> [WHAT TO WORK ON]: Skip the pictures. Transcribe the rest of the data below without changing a word.

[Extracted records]
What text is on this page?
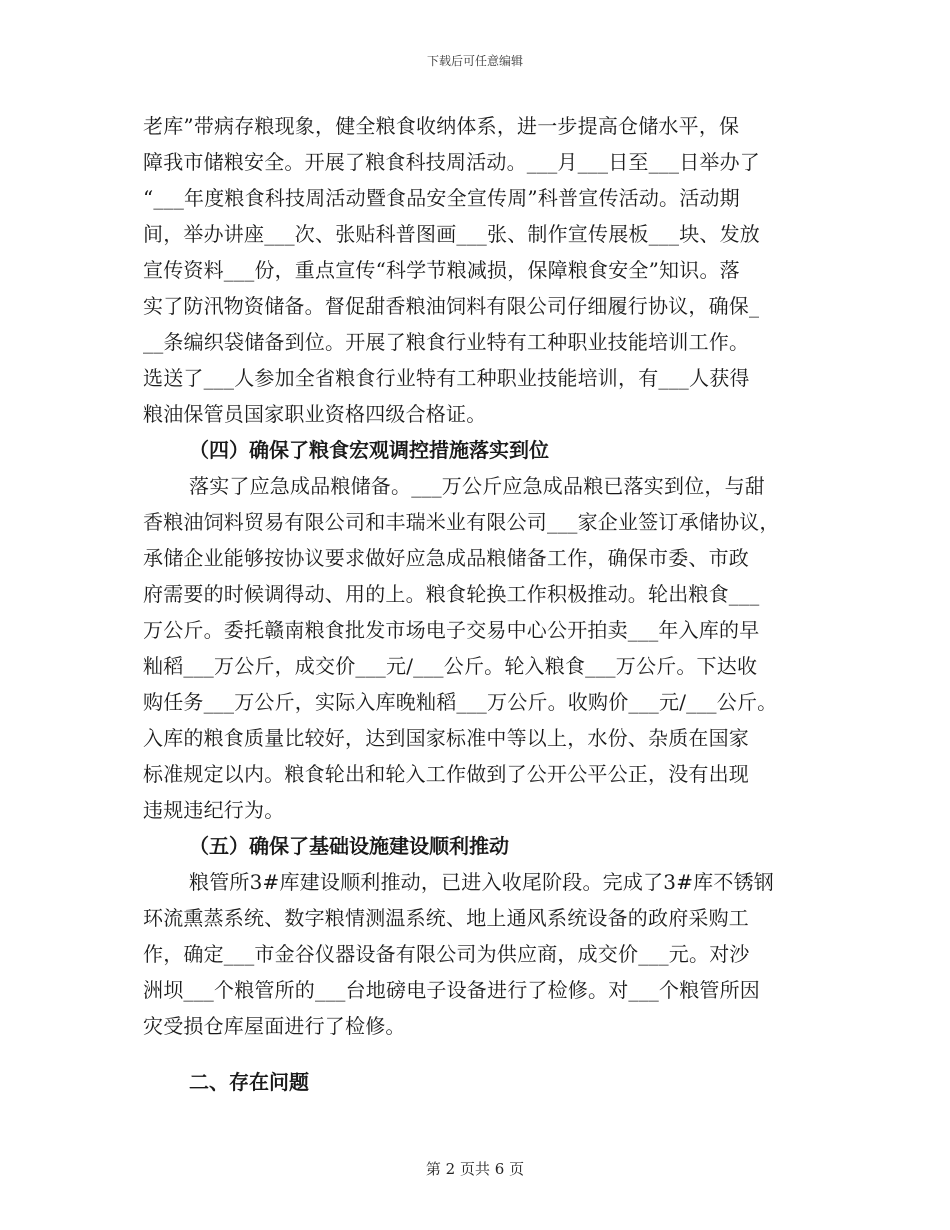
下载后可任意编辑
老库”带病存粮现象，健全粮食收纳体系，进一步提高仓储水平，保
障我市储粮安全。开展了粮食科技周活动。___月___日至___日举办了
“___年度粮食科技周活动暨食品安全宣传周”科普宣传活动。活动期
间，举办讲座___次、张贴科普图画___张、制作宣传展板___块、发放
宣传资料___份，重点宣传“科学节粮减损，保障粮食安全”知识。落
实了防汛物资储备。督促甜香粮油饲料有限公司仔细履行协议，确保_
__条编织袋储备到位。开展了粮食行业特有工种职业技能培训工作。
选送了___人参加全省粮食行业特有工种职业技能培训，有___人获得
粮油保管员国家职业资格四级合格证。
（四）确保了粮食宏观调控措施落实到位
落实了应急成品粮储备。___万公斤应急成品粮已落实到位，与甜
香粮油饲料贸易有限公司和丰瑞米业有限公司___家企业签订承储协议，
承储企业能够按协议要求做好应急成品粮储备工作，确保市委、市政
府需要的时候调得动、用的上。粮食轮换工作积极推动。轮出粮食___
万公斤。委托赣南粮食批发市场电子交易中心公开拍卖___年入库的早
籼稻___万公斤，成交价___元/___公斤。轮入粮食___万公斤。下达收
购任务___万公斤，实际入库晚籼稻___万公斤。收购价___元/___公斤。
入库的粮食质量比较好，达到国家标准中等以上，水份、杂质在国家
标准规定以内。粮食轮出和轮入工作做到了公开公平公正，没有出现
违规违纪行为。
（五）确保了基础设施建设顺利推动
粮管所3#库建设顺利推动，已进入收尾阶段。完成了3#库不锈钢
环流熏蒸系统、数字粮情测温系统、地上通风系统设备的政府采购工
作，确定___市金谷仪器设备有限公司为供应商，成交价___元。对沙
洲坝___个粮管所的___台地磅电子设备进行了检修。对___个粮管所因
灾受损仓库屋面进行了检修。
二、存在问题
第 2 页共 6 页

> [RESULT OF THIS EXERCISE]:
What text is on this page?
下载后可任意编辑
老库”带病存粮现象，健全粮食收纳体系，进一步提高仓储水平，保
障我市储粮安全。开展了粮食科技周活动。___月___日至___日举办了
“___年度粮食科技周活动暨食品安全宣传周”科普宣传活动。活动期
间，举办讲座___次、张贴科普图画___张、制作宣传展板___块、发放
宣传资料___份，重点宣传“科学节粮减损，保障粮食安全”知识。落
实了防汛物资储备。督促甜香粮油饲料有限公司仔细履行协议，确保_
__条编织袋储备到位。开展了粮食行业特有工种职业技能培训工作。
选送了___人参加全省粮食行业特有工种职业技能培训，有___人获得
粮油保管员国家职业资格四级合格证。
（四）确保了粮食宏观调控措施落实到位
落实了应急成品粮储备。___万公斤应急成品粮已落实到位，与甜
香粮油饲料贸易有限公司和丰瑞米业有限公司___家企业签订承储协议，
承储企业能够按协议要求做好应急成品粮储备工作，确保市委、市政
府需要的时候调得动、用的上。粮食轮换工作积极推动。轮出粮食___
万公斤。委托赣南粮食批发市场电子交易中心公开拍卖___年入库的早
籼稻___万公斤，成交价___元/___公斤。轮入粮食___万公斤。下达收
购任务___万公斤，实际入库晚籼稻___万公斤。收购价___元/___公斤。
入库的粮食质量比较好，达到国家标准中等以上，水份、杂质在国家
标准规定以内。粮食轮出和轮入工作做到了公开公平公正，没有出现
违规违纪行为。
（五）确保了基础设施建设顺利推动
粮管所3#库建设顺利推动，已进入收尾阶段。完成了3#库不锈钢
环流熏蒸系统、数字粮情测温系统、地上通风系统设备的政府采购工
作，确定___市金谷仪器设备有限公司为供应商，成交价___元。对沙
洲坝___个粮管所的___台地磅电子设备进行了检修。对___个粮管所因
灾受损仓库屋面进行了检修。
二、存在问题
第 2 页共 6 页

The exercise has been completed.